> RECORDS FOR THIS TASK
▼▼▼

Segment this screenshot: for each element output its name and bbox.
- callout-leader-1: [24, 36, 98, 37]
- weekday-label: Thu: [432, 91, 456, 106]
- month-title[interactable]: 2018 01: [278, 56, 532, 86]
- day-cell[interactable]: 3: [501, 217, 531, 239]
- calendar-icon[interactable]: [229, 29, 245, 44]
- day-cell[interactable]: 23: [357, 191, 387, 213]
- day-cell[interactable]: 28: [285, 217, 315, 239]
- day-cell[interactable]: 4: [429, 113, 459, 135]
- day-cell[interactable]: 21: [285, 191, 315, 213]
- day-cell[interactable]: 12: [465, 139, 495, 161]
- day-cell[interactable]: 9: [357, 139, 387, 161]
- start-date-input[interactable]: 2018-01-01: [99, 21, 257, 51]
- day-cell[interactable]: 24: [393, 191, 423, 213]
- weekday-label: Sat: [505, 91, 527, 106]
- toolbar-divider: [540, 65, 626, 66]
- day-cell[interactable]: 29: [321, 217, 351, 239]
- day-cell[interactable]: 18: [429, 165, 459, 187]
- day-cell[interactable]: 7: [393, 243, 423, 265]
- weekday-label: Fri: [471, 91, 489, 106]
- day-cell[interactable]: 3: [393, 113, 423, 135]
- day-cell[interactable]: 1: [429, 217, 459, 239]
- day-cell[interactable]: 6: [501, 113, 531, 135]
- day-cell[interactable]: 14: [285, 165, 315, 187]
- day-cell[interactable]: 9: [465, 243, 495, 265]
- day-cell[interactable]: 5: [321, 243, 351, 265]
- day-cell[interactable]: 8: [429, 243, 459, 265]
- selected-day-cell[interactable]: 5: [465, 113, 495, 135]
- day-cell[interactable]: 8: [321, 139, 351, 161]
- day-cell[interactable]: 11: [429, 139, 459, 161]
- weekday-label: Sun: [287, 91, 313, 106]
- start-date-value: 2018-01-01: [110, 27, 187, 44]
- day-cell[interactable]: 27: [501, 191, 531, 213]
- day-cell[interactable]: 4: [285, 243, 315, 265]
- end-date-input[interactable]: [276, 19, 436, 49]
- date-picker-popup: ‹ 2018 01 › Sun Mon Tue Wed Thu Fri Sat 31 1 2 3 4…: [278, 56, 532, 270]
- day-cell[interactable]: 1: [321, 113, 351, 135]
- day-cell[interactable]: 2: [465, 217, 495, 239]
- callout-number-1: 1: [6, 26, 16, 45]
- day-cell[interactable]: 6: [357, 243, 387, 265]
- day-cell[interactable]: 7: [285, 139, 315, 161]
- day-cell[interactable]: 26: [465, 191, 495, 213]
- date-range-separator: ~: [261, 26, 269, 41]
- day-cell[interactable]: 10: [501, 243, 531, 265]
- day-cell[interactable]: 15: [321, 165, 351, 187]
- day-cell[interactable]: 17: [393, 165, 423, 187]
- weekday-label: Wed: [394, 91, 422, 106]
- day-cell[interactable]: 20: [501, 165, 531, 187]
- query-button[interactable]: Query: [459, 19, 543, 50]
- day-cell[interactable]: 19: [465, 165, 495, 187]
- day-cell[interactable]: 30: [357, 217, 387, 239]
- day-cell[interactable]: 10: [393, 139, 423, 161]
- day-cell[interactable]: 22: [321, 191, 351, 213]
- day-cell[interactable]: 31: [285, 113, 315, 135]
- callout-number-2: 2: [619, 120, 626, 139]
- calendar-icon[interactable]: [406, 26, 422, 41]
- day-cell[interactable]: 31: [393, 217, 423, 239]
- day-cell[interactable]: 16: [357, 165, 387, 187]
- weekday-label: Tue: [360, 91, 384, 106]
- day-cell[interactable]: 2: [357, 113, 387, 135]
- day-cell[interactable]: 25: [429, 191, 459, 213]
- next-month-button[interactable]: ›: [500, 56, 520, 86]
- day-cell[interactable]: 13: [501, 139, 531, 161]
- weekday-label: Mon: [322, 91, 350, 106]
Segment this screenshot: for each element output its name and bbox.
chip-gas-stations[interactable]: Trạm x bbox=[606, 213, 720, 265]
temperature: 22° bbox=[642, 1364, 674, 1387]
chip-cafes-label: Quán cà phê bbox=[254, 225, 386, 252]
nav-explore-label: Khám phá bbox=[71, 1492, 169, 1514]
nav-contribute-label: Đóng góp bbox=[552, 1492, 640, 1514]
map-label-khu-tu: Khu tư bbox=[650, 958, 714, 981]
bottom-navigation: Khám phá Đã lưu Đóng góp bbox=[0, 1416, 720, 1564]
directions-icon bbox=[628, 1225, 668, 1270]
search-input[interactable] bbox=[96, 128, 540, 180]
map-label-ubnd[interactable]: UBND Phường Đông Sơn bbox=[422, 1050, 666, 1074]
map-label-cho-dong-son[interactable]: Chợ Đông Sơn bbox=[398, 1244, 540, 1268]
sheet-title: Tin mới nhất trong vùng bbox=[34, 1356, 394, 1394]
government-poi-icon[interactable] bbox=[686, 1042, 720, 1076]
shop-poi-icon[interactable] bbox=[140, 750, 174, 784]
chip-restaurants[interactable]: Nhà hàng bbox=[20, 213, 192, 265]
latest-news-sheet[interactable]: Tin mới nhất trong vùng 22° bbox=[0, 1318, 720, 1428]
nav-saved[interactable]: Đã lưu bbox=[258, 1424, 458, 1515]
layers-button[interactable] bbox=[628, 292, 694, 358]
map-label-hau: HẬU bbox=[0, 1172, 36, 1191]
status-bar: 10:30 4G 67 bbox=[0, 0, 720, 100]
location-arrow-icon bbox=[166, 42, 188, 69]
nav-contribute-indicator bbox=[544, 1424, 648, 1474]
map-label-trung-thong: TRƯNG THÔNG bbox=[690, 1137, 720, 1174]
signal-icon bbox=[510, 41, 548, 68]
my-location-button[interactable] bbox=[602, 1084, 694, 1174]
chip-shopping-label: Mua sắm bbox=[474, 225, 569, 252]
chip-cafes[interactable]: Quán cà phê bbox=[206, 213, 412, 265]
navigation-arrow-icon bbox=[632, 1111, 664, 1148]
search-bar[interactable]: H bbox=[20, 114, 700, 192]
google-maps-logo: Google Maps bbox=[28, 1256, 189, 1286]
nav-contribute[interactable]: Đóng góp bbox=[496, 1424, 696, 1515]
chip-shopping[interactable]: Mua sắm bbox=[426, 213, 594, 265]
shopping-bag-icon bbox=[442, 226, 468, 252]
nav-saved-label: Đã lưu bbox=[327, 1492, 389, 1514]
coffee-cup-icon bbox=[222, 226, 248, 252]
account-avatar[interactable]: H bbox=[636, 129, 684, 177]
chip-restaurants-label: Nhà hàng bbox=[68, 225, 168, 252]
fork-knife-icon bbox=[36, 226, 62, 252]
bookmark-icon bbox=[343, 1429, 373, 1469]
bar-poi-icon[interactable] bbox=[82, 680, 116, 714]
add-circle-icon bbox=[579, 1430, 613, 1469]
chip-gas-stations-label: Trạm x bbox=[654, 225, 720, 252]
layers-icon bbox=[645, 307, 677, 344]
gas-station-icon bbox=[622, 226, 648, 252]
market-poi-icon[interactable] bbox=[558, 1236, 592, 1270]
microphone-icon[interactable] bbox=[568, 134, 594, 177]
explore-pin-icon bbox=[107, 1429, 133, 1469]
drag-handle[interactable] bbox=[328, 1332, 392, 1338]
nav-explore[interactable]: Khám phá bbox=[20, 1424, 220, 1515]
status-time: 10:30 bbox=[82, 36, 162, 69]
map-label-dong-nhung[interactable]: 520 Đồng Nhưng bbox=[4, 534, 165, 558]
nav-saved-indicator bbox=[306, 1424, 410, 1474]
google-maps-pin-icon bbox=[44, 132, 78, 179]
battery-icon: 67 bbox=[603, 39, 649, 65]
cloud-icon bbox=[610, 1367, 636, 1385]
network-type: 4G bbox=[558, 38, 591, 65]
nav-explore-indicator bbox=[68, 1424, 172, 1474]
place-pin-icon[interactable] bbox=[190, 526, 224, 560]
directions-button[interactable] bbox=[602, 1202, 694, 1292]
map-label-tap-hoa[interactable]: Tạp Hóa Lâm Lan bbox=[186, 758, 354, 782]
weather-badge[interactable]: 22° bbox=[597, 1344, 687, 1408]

▲▲▲
▼▼▼

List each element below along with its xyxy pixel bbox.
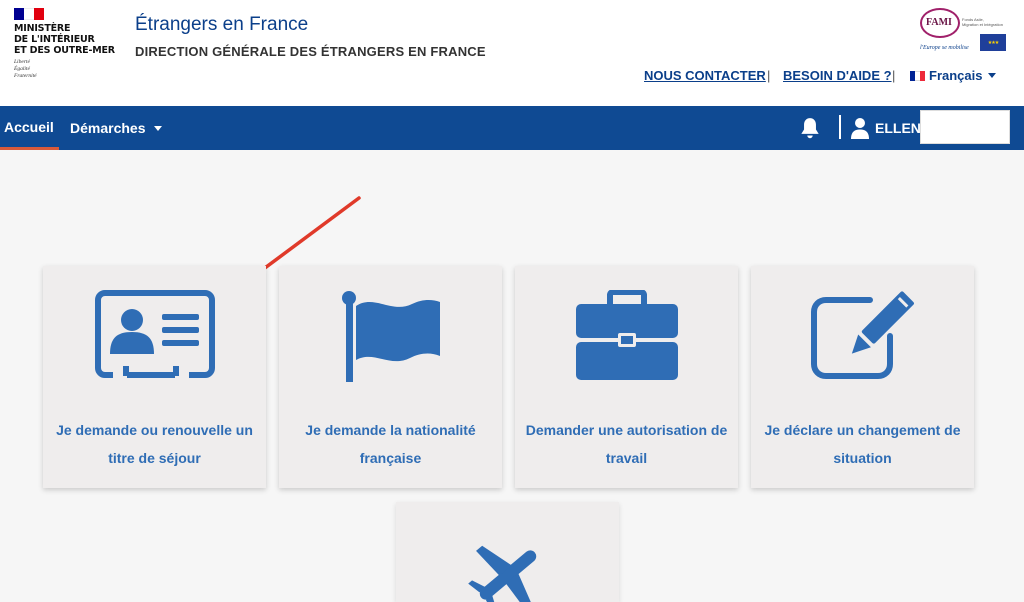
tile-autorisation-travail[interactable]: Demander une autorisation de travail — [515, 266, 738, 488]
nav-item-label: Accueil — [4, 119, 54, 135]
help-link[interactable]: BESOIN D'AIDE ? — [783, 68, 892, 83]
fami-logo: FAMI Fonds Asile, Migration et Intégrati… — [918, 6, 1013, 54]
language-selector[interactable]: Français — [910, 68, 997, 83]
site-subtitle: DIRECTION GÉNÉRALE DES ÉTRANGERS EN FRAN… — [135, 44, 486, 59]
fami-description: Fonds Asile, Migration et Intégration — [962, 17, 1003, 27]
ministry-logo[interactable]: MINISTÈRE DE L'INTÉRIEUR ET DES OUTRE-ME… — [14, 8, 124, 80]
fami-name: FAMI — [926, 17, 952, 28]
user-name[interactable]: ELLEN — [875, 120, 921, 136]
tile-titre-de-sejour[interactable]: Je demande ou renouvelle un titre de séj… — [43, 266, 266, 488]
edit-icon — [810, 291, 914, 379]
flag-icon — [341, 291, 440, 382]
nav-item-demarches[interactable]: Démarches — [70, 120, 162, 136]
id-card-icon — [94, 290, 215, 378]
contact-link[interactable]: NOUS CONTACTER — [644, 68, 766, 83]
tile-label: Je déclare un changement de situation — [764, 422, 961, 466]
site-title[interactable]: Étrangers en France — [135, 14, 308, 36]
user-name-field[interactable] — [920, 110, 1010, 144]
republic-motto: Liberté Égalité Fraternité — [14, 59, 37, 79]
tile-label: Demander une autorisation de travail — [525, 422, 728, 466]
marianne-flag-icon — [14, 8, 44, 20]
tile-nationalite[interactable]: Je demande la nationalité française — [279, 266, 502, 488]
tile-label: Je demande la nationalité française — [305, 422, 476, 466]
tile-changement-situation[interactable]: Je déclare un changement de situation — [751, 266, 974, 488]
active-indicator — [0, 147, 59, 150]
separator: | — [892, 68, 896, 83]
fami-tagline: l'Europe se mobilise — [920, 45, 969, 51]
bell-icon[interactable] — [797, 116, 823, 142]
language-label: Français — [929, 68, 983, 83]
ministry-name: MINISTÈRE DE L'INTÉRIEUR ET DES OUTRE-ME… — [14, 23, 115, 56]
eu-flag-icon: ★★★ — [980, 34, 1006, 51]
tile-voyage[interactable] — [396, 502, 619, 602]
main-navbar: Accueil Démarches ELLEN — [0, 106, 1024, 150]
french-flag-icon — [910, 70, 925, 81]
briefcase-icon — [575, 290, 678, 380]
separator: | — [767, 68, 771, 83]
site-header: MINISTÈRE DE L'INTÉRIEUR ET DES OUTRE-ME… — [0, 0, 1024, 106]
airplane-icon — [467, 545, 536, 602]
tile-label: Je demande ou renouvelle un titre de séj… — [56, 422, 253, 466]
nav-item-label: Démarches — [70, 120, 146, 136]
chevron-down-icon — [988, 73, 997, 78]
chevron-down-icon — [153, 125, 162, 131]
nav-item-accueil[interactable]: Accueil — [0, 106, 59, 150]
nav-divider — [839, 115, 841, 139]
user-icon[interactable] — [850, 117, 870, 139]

▲▲▲
▼▼▼

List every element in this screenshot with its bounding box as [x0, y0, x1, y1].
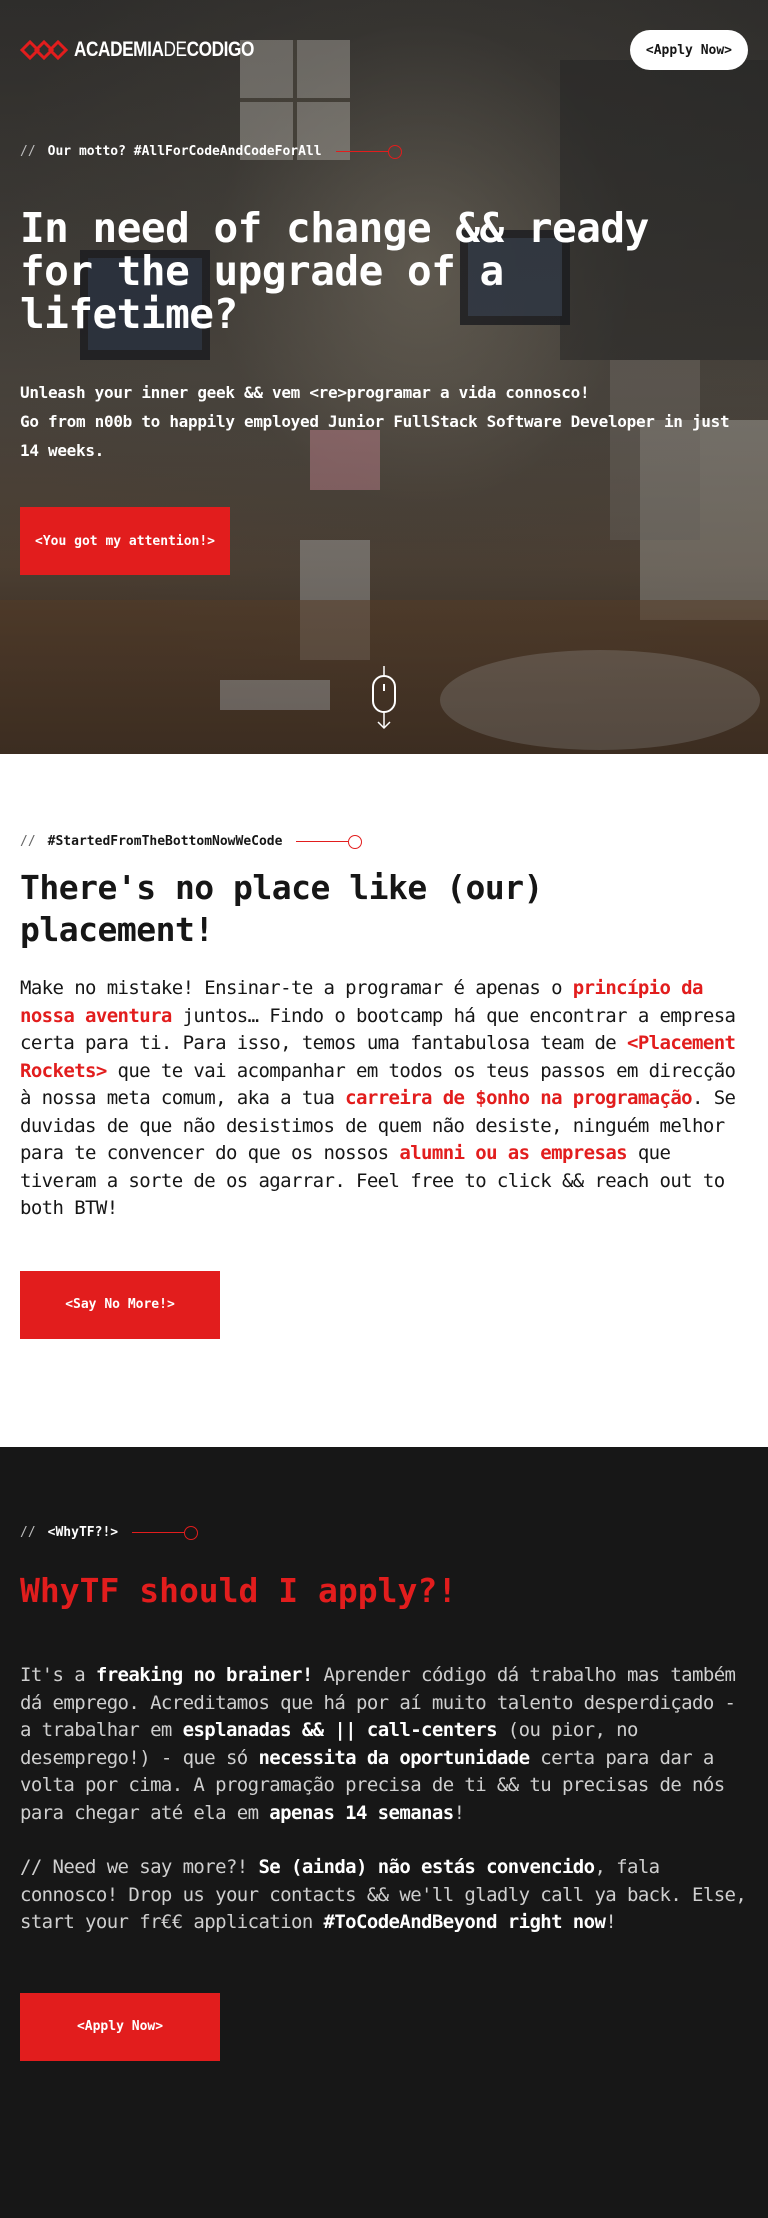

▲▲▲

> INSTRUCTIONS TO FOLLOW
Update the part of the records that opens with the line containing "List each element" and closes with the line containing "fami-logo: FAMI Fonds". Write those lines out again with "help-link" replaced by "support-link" and everything else unchanged, leaving the pictures out.

> SOLUTION FOR THIS EXERCISE
List each element below along with its xyxy pixel bbox.
tile-autorisation-travail[interactable]: Demander une autorisation de travail — [515, 266, 738, 488]
nav-item-label: Accueil — [4, 119, 54, 135]
support-link[interactable]: BESOIN D'AIDE ? — [783, 68, 892, 83]
fami-logo: FAMI Fonds Asile, Migration et Intégrati… — [918, 6, 1013, 54]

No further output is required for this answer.